• [Work to do] From the records, pick out and copy each line containing "text".

• [Records supplied]
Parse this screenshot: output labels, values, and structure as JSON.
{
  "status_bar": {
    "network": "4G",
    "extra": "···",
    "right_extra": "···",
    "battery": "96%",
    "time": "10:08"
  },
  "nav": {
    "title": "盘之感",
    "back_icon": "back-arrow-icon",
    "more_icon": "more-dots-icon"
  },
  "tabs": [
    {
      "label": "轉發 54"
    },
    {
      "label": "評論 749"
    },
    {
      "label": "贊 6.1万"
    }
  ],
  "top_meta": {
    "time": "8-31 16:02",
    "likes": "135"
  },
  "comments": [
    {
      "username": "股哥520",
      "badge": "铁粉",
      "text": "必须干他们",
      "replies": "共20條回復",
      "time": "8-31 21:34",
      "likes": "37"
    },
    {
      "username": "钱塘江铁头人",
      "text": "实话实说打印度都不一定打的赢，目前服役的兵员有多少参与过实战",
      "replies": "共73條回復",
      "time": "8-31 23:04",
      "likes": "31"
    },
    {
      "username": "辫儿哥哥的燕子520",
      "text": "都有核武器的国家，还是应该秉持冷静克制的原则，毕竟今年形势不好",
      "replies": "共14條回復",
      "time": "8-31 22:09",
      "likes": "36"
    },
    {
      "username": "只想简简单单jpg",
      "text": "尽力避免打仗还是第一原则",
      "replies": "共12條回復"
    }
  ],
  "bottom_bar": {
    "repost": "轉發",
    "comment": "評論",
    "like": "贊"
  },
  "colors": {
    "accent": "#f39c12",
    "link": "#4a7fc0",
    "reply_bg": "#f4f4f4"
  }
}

• [The result]
      "text": "必须干他们",
      "text": "实话实说打印度都不一定打的赢，目前服役的兵员有多少参与过实战",
      "text": "都有核武器的国家，还是应该秉持冷静克制的原则，毕竟今年形势不好",
      "text": "尽力避免打仗还是第一原则",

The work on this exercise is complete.